**Teks yang ditampilkan**
# # # # #

Terutama tentang skema seperti REDD+ yang bertujuan untuk melindungi hutan, penelitian ini sangat penting. Saat ini perkiraan kami tentang tingkat emisi dan perkiraan potensial mengenai emisi gas rumah kaca yang terhindarkan tidak tepat. Jadi keadaannya mendesak dan sangat penting untuk menyediakan perkiraan yang lebih baik dari kadar/tingkat gas ini. Di CIFOR, empat ilmuwan kami sedang terlibat dalam penulisan bab baru mengenai inventarisasi gas rumah kaca nasional IPCC. Bab ini khusus membahas tentang tanah gambut.
Apakah ekosistem hutan gambut telah tercakup dalam panduan IPCC (Panel Antarpemerintah Tentang Perubahan Iklim) sebelumnya?
Dalam bab-bab lainnya, ada bagian khusus mengenai lahan gambut. Tetapi sebenarnya ekosistem ini sedemikian spesifik sehingga memerlukan satu bab tersendiri. Ada juga jenis tanah kaya karbon lainnya seperti tanah bakau, misalnya.
Apakah ada contoh-contoh dari temuan Anda sejauh ini?
Kami dapat menyediakan faktor emisi untuk hutan rawa gambut yang telah dikonversi menjadi perkebunan kelapa sawit dan perkebunan akasia. Dan sekarang, ketika penelitian sedang dilakukan di Taman Nasional Berbak di Sumatra, dan di Taman Nasional Tanjung Puting di Kalimantan, kami akan dapat memperhalus perkiraan-perkiraan tersebut terkait dengan konversi menjadi perkebunan kelapa sawit di wilayah-wilayah tadi.
Baru-baru ini juga kami telah mengeluarkan sebuah faktor emisi – emisi dinitrogen oksida yang terjadi setelah pemakaian (pupuk) nitrogen di perkebunan kelapa sawit di atas gambut.
Apakah efek dari gas-gas rumah kaca lainnya yang ditemukan di hutan, selain karbon, terhadap perubahan iklim?
Biasanya ketika kita memantau gas rumah kaca dari suatu ekosistem, kita memantau karbon dioksida, metana dan dinitrogen oksida. Metana dan dinitrogen oksida sangat penting karena potensi pemanasan globalnya. Kapasitas gas-gas tersebut untuk memanaskan atmosfer adalah 25 kali (metana) dan 300 kali (dinitrogen oksida) lebih kuat daripada karbon dioksida. Di sisi lain, konsentrasi gas-gas tersebut di atmosfer jauh lebih rendah. Namun, apabila lahan dialihgunakan menjadi pertanian dan kelapa sawit, pemakaian pupuk nitrogen untuk mempercepat pertumbuhan dapat meningkatkan jumlah dinitrogen oksida di atmosfer. Jadi kita perlu mencari cara agar kadar gas-gas tersebut tidak menjadi terlalu tinggi. Ada berbagai cara untuk menguranginya, misalnya dengan mengurangi pemupukan tanpa mengurangi produktivitas sistemnya.
Seberapa signifikankah pemakaian nitrogen pada tanaman budi daya seperti kelapa sawit dan dampaknya pada tingkat emisi dinitrogen oksida?

# # # # #

**Catatan yang diambil**
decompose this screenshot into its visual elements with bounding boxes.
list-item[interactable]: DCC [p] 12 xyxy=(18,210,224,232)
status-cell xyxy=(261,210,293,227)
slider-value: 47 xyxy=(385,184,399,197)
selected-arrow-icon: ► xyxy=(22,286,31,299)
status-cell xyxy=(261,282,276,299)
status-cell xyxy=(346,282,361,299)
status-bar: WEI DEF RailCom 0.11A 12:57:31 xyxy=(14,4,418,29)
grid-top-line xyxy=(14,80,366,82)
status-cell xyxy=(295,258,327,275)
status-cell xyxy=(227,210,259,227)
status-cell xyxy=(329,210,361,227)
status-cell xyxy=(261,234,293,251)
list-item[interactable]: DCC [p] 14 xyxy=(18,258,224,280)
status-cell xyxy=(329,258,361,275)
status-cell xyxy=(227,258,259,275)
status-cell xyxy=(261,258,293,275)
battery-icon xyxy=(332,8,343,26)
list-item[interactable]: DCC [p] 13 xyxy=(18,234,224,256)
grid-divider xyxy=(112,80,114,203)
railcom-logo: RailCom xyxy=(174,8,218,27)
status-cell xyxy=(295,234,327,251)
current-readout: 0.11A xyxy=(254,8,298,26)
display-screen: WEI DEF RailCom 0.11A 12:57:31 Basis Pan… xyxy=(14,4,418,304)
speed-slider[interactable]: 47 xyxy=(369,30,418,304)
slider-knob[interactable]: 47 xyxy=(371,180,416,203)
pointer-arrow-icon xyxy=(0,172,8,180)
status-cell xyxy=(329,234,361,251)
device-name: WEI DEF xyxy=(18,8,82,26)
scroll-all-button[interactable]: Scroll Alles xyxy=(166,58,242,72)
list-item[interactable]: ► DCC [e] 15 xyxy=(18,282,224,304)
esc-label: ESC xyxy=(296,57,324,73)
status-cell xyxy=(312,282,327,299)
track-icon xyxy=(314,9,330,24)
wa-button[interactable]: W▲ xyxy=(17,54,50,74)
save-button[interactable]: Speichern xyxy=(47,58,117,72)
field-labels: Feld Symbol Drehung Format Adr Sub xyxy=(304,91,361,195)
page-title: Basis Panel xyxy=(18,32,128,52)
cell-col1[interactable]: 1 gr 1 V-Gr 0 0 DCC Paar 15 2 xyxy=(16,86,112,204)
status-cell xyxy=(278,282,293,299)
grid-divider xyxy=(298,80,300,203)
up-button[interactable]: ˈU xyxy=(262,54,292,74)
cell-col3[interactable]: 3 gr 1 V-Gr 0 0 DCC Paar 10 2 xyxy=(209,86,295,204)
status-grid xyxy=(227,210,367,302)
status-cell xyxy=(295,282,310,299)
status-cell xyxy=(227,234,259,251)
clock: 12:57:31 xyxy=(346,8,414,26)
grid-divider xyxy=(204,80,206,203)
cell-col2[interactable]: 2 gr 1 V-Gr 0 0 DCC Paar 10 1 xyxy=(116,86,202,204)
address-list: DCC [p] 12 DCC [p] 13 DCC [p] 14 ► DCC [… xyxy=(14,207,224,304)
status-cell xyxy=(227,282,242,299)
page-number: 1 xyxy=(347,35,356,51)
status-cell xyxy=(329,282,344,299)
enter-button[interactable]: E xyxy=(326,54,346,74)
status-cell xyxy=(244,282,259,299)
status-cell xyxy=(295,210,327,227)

# # # # #

Menurut teks tentang emisi gas rumah kaca di lahan gambut, berapa kali lebih kuat metana memanaskan atmosfer dibandingkan karbon dioksida? Catatan di atas tidak perlu dipakai.

**Jawaban lengkap**
25 kali lebih kuat.